Aim ▸
What follows is a listing; give it again exactly, in its entirety.

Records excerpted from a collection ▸
━━━
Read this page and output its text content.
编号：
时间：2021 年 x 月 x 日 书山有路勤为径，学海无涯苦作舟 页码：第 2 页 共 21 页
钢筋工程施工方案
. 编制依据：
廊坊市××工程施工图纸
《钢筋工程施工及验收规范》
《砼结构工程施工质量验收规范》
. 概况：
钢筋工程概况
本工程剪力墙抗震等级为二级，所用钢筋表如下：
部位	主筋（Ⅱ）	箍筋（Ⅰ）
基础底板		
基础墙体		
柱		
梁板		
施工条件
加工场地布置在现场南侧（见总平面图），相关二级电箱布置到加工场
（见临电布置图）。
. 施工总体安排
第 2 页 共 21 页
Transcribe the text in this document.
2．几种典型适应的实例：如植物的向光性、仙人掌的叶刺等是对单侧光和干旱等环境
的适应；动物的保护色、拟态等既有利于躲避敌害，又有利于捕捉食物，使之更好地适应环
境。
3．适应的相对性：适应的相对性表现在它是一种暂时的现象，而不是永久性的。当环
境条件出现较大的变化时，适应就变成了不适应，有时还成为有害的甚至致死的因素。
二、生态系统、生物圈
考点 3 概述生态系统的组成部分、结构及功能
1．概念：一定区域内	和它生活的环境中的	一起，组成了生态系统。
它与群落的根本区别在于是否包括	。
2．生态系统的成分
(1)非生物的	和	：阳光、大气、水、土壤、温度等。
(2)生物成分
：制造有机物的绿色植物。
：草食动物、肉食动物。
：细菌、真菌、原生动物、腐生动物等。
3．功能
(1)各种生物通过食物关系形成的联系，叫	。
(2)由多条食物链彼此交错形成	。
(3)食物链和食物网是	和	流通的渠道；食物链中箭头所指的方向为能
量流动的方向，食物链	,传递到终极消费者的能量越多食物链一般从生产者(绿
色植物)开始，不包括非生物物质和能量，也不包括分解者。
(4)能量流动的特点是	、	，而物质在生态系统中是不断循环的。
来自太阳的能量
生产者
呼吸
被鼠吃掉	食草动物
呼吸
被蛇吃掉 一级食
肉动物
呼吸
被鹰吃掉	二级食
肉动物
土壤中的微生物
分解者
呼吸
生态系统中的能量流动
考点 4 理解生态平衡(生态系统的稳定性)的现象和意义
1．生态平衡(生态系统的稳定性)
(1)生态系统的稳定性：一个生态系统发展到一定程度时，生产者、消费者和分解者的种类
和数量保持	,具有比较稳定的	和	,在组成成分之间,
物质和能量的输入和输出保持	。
━━━
Solution to this problem ▸
Read this page and output its text content.
编号：
时间：2021 年 x 月 x 日 书山有路勤为径，学海无涯苦作舟 页码：第 2 页 共 21 页
钢筋工程施工方案
. 编制依据：
廊坊市××工程施工图纸
《钢筋工程施工及验收规范》
《砼结构工程施工质量验收规范》
. 概况：
钢筋工程概况
本工程剪力墙抗震等级为二级，所用钢筋表如下：
部位	主筋（Ⅱ）	箍筋（Ⅰ）
基础底板		
基础墙体		
柱		
梁板		
施工条件
加工场地布置在现场南侧（见总平面图），相关二级电箱布置到加工场
（见临电布置图）。
. 施工总体安排
第 2 页 共 21 页
Transcribe the text in this document.
2．几种典型适应的实例：如植物的向光性、仙人掌的叶刺等是对单侧光和干旱等环境
的适应；动物的保护色、拟态等既有利于躲避敌害，又有利于捕捉食物，使之更好地适应环
境。
3．适应的相对性：适应的相对性表现在它是一种暂时的现象，而不是永久性的。当环
境条件出现较大的变化时，适应就变成了不适应，有时还成为有害的甚至致死的因素。
二、生态系统、生物圈
考点 3 概述生态系统的组成部分、结构及功能
1．概念：一定区域内	和它生活的环境中的	一起，组成了生态系统。
它与群落的根本区别在于是否包括	。
2．生态系统的成分
(1)非生物的	和	：阳光、大气、水、土壤、温度等。
(2)生物成分
：制造有机物的绿色植物。
：草食动物、肉食动物。
：细菌、真菌、原生动物、腐生动物等。
3．功能
(1)各种生物通过食物关系形成的联系，叫	。
(2)由多条食物链彼此交错形成	。
(3)食物链和食物网是	和	流通的渠道；食物链中箭头所指的方向为能
量流动的方向，食物链	,传递到终极消费者的能量越多食物链一般从生产者(绿
色植物)开始，不包括非生物物质和能量，也不包括分解者。
(4)能量流动的特点是	、	，而物质在生态系统中是不断循环的。
来自太阳的能量
生产者
呼吸
被鼠吃掉	食草动物
呼吸
被蛇吃掉 一级食
肉动物
呼吸
被鹰吃掉	二级食
肉动物
土壤中的微生物
分解者
呼吸
生态系统中的能量流动
考点 4 理解生态平衡(生态系统的稳定性)的现象和意义
1．生态平衡(生态系统的稳定性)
(1)生态系统的稳定性：一个生态系统发展到一定程度时，生产者、消费者和分解者的种类
和数量保持	,具有比较稳定的	和	,在组成成分之间,
物质和能量的输入和输出保持	。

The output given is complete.